** Start TASK INPUT **

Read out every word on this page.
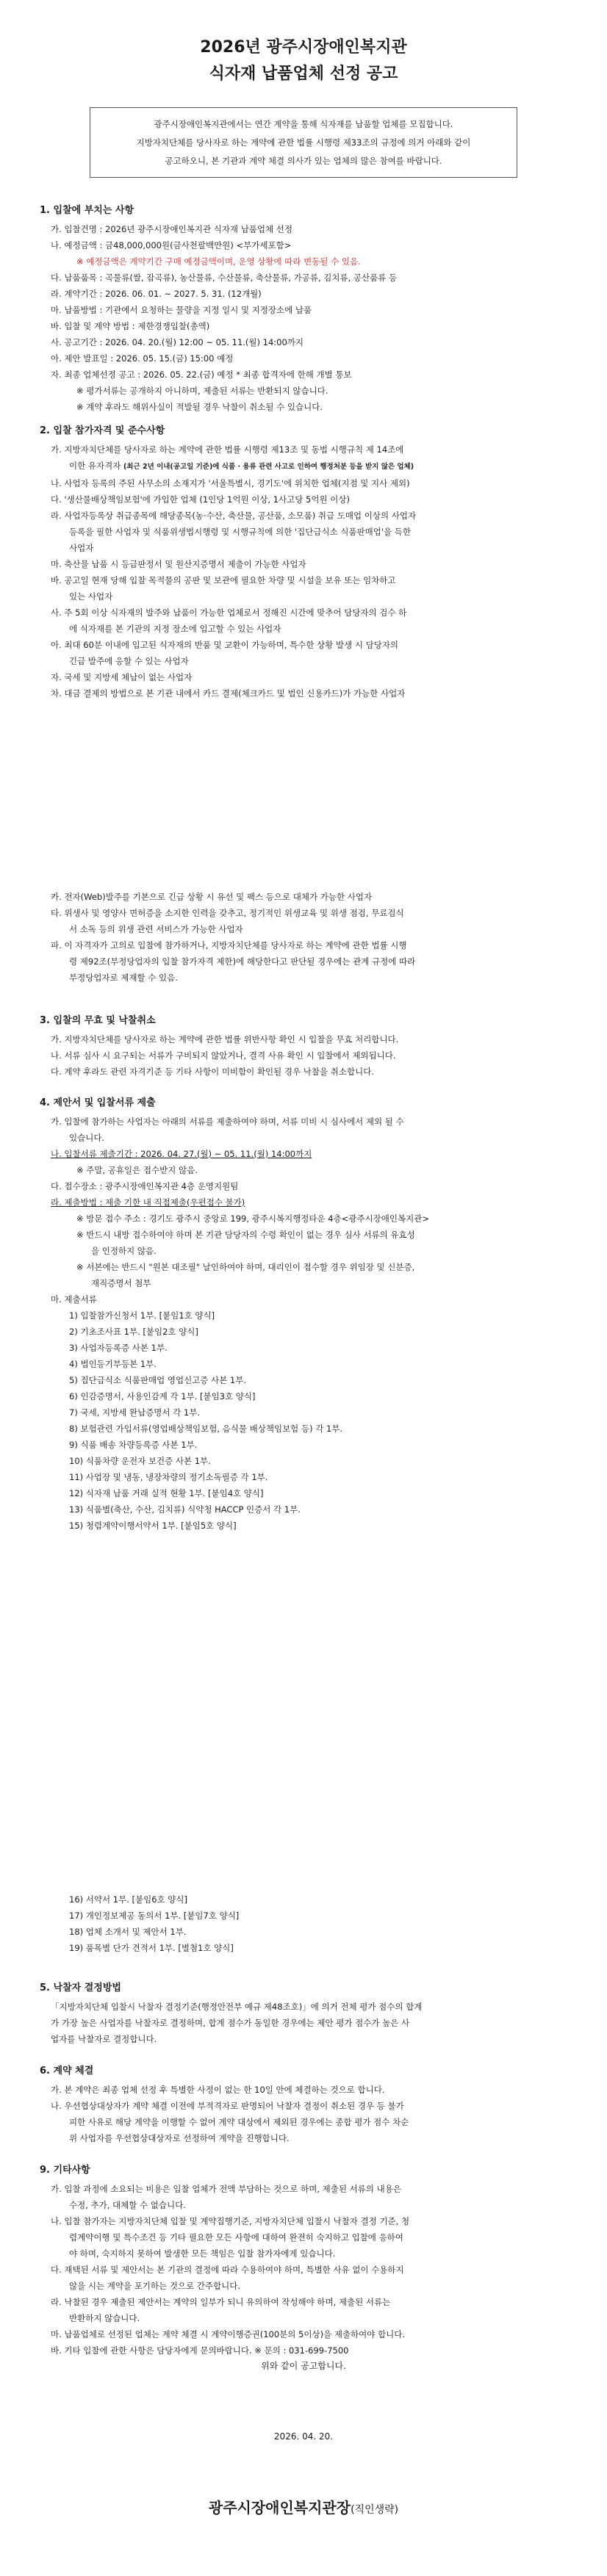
2026년 광주시장애인복지관
식자재 납품업체 선정 공고
광주시장애인복지관에서는 연간 계약을 통해 식자재를 납품할 업체를 모집합니다.
지방자치단체를 당사자로 하는 계약에 관한 법률 시행령 제33조의 규정에 의거 아래와 같이
공고하오니, 본 기관과 계약 체결 의사가 있는 업체의 많은 참여를 바랍니다.
1. 입찰에 부치는 사항
가. 입찰건명 : 2026년 광주시장애인복지관 식자재 납품업체 선정
나. 예정금액 : 금48,000,000원(금사천팔백만원) <부가세포함>
※ 예정금액은 계약기간 구매 예정금액이며, 운영 상황에 따라 변동될 수 있음.
다. 납품품목 : 곡물류(쌀, 잡곡류), 농산물류, 수산물류, 축산물류, 가공류, 김치류, 공산품류 등
라. 계약기간 : 2026. 06. 01. ~ 2027. 5. 31. (12개월)
마. 납품방법 : 기관에서 요청하는 물량을 지정 일시 및 지정장소에 납품
바. 입찰 및 계약 방법 : 제한경쟁입찰(총액)
사. 공고기간 : 2026. 04. 20.(월) 12:00 ~ 05. 11.(월) 14:00까지
아. 제안 발표일 : 2026. 05. 15.(금) 15:00 예정
자. 최종 업체선정 공고 : 2026. 05. 22.(금) 예정 * 최종 합격자에 한해 개별 통보
※ 평가서류는 공개하지 아니하며, 제출된 서류는 반환되지 않습니다.
※ 계약 후라도 해위사실이 적발될 경우 낙찰이 취소될 수 있습니다.
2. 입찰 참가자격 및 준수사항
가. 지방자치단체를 당사자로 하는 계약에 관한 법률 시행령 제13조 및 동법 시행규칙 제 14조에
이한 유자격자 (최근 2년 이내(공고일 기준)에 식품 · 용류 관련 사고로 인하여 행정처분 등을 받지 않은 업체)
나. 사업자 등록의 주된 사무소의 소재지가 '서울특별시, 경기도'에 위치한 업체(지점 및 지사 제외)
다. '생산물배상책임보험'에 가입한 업체 (1인당 1억원 이상, 1사고당 5억원 이상)
라. 사업자등록상 취급종목에 해당종목(농·수산, 축산물, 공산품, 소모품) 취급 도매업 이상의 사업자
등록을 필한 사업자 및 식품위생법시행령 및 시행규칙에 의한 '집단급식소 식품판매업'을 득한
사업자
마. 축산물 납품 시 등급판정서 및 원산지증명서 제출이 가능한 사업자
바. 공고일 현재 당해 입찰 목적물의 공판 및 보관에 필요한 차량 및 시설을 보유 또는 임차하고
있는 사업자
사. 주 5회 이상 식자재의 발주와 납품이 가능한 업체로서 정해진 시간에 맞추어 담당자의 검수 하
에 식자재를 본 기관의 지정 장소에 입고할 수 있는 사업자
아. 최대 60분 이내에 입고된 식자재의 반품 및 교환이 가능하며, 특수한 상황 발생 시 담당자의
긴급 발주에 응할 수 있는 사업자
자. 국세 및 지방세 체납이 없는 사업자
차. 대금 결제의 방법으로 본 기관 내에서 카드 결제(체크카드 및 법인 신용카드)가 가능한 사업자
카. 전자(Web)발주를 기본으로 긴급 상황 시 유선 및 팩스 등으로 대체가 가능한 사업자
타. 위생사 및 영양사 면허증을 소지한 인력을 갖추고, 정기적인 위생교육 및 위생 점검, 무료검식
서 소독 등의 위생 관련 서비스가 가능한 사업자
파. 이 자격자가 고의로 입찰에 참가하거나, 지방자치단체를 당사자로 하는 계약에 관한 법률 시행
령 제92조(부정당업자의 입찰 참가자격 제한)에 해당한다고 판단될 경우에는 관계 규정에 따라
부정당업자로 제재할 수 있음.
3. 입찰의 무효 및 낙찰취소
가. 지방자치단체를 당사자로 하는 계약에 관한 법률 위반사항 확인 시 입찰을 무효 처리합니다.
나. 서류 심사 시 요구되는 서류가 구비되지 않았거나, 결격 사유 확인 시 입찰에서 제외됩니다.
다. 계약 후라도 관련 자격기준 등 기타 사항이 미비함이 확인될 경우 낙찰을 취소합니다.
4. 제안서 및 입찰서류 제출
가. 입찰에 참가하는 사업자는 아래의 서류를 제출하여야 하며, 서류 미비 시 심사에서 제외 될 수
있습니다.
나. 입찰서류 제출기간 : 2026. 04. 27.(월) ~ 05. 11.(월) 14:00까지
※ 주말, 공휴일은 접수받지 않음.
다. 접수장소 : 광주시장애인복지관 4층 운영지원팀
라. 제출방법 : 제출 기한 내 직접제출(우편접수 불가)
※ 방문 접수 주소 : 경기도 광주시 중앙로 199, 광주시복지행정타운 4층<광주시장애인복지관>
※ 반드시 내방 접수하여야 하며 본 기관 담당자의 수령 확인이 없는 경우 심사 서류의 유효성
을 인정하지 않음.
※ 서본에는 반드시 "원본 대조필" 날인하여야 하며, 대리인이 접수할 경우 위임장 및 신분증,
재직증명서 첨부
마. 제출서류
1) 입찰참가신청서 1부. [붙임1호 양식]
2) 기초조사표 1부. [붙임2호 양식]
3) 사업자등록증 사본 1부.
4) 법인등기부등본 1부.
5) 집단급식소 식품판매업 영업신고증 사본 1부.
6) 인감증명서, 사용인감계 각 1부. [붙임3호 양식]
7) 국세, 지방세 완납증명서 각 1부.
8) 보험관련 가입서류(영업배상책임보험, 음식물 배상책임보험 등) 각 1부.
9) 식품 배송 차량등록증 사본 1부.
10) 식품차량 운전자 보건증 사본 1부.
11) 사업장 및 냉동, 냉장차량의 정기소독필증 각 1부.
12) 식자재 납품 거래 실적 현황 1부. [붙임4호 양식]
13) 식품별(축산, 수산, 김치류) 식약청 HACCP 인증서 각 1부.
15) 청렴계약이행서약서 1부. [붙임5호 양식]
16) 서약서 1부. [붙임6호 양식]
17) 개인정보제공 동의서 1부. [붙임7호 양식]
18) 업체 소개서 및 제안서 1부.
19) 품목별 단가 견적서 1부. [별첨1호 양식]
5. 낙찰자 결정방법
「지방자치단체 입찰시 낙찰자 결정기준(행정안전부 예규 제48조호)」에 의거 전체 평가 점수의 합계
가 가장 높은 사업자를 낙찰자로 결정하며, 합계 점수가 동일한 경우에는 제안 평가 점수가 높은 사
업자를 낙찰자로 결정합니다.
6. 계약 체결
가. 본 계약은 최종 업체 선정 후 특별한 사정이 없는 한 10일 안에 체결하는 것으로 합니다.
나. 우선협상대상자가 계약 체결 이전에 부적격자로 판명되어 낙찰자 결정이 취소된 경우 등 불가
피한 사유로 해당 계약을 이행할 수 없어 계약 대상에서 제외된 경우에는 종합 평가 점수 차순
위 사업자를 우선협상대상자로 선정하여 계약을 진행합니다.
9. 기타사항
가. 입찰 과정에 소요되는 비용은 입찰 업체가 전액 부담하는 것으로 하며, 제출된 서류의 내용은
수정, 추가, 대체할 수 없습니다.
나. 입찰 참가자는 지방자치단체 입찰 및 계약집행기준, 지방자치단체 입찰시 낙찰자 결정 기준, 청
렴계약이행 및 특수조건 등 기타 필요한 모든 사항에 대하여 완전히 숙지하고 입찰에 응하여
야 하며, 숙지하지 못하여 발생한 모든 책임은 입찰 참가자에게 있습니다.
다. 재택된 서류 및 제안서는 본 기관의 결정에 따라 수용하여야 하며, 특별한 사유 없이 수용하지
않을 시는 계약을 포기하는 것으로 간주합니다.
라. 낙찰된 경우 제출된 제안서는 계약의 일부가 되니 유의하여 작성해야 하며, 제출된 서류는
반환하지 않습니다.
마. 납품업체로 선정된 업체는 계약 체결 시 계약이행증권(100분의 5이상)을 제출하여야 합니다.
바. 기타 입찰에 관한 사항은 담당자에게 문의바랍니다. ※ 문의 : 031-699-7500
위와 같이 공고합니다.
2026. 04. 20.
광주시장애인복지관장(직인생략)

** End TASK INPUT **

REQUIREMENTS
Copy each line holding the word "식자재를" from the listing above.

THE RESPONSE
광주시장애인복지관에서는 연간 계약을 통해 식자재를 납품할 업체를 모집합니다.
에 식자재를 본 기관의 지정 장소에 입고할 수 있는 사업자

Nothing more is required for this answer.